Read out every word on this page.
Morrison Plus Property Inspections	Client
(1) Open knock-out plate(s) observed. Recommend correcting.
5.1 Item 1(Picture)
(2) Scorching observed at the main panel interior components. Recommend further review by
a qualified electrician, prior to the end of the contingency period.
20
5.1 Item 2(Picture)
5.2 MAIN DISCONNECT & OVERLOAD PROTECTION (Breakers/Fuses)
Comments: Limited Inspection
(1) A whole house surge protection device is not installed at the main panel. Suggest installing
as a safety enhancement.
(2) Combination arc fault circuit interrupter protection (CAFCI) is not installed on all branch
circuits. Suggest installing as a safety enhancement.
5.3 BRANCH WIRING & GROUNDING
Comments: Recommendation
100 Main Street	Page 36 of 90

__________

### Exercise aim
Reproduce the complete set of lines precisely as supplied.

### Task output
Read out every word on this page.
Morrison Plus Property Inspections	Client
(1) Open knock-out plate(s) observed. Recommend correcting.
5.1 Item 1(Picture)
(2) Scorching observed at the main panel interior components. Recommend further review by
a qualified electrician, prior to the end of the contingency period.
20
5.1 Item 2(Picture)
5.2 MAIN DISCONNECT & OVERLOAD PROTECTION (Breakers/Fuses)
Comments: Limited Inspection
(1) A whole house surge protection device is not installed at the main panel. Suggest installing
as a safety enhancement.
(2) Combination arc fault circuit interrupter protection (CAFCI) is not installed on all branch
circuits. Suggest installing as a safety enhancement.
5.3 BRANCH WIRING & GROUNDING
Comments: Recommendation
100 Main Street	Page 36 of 90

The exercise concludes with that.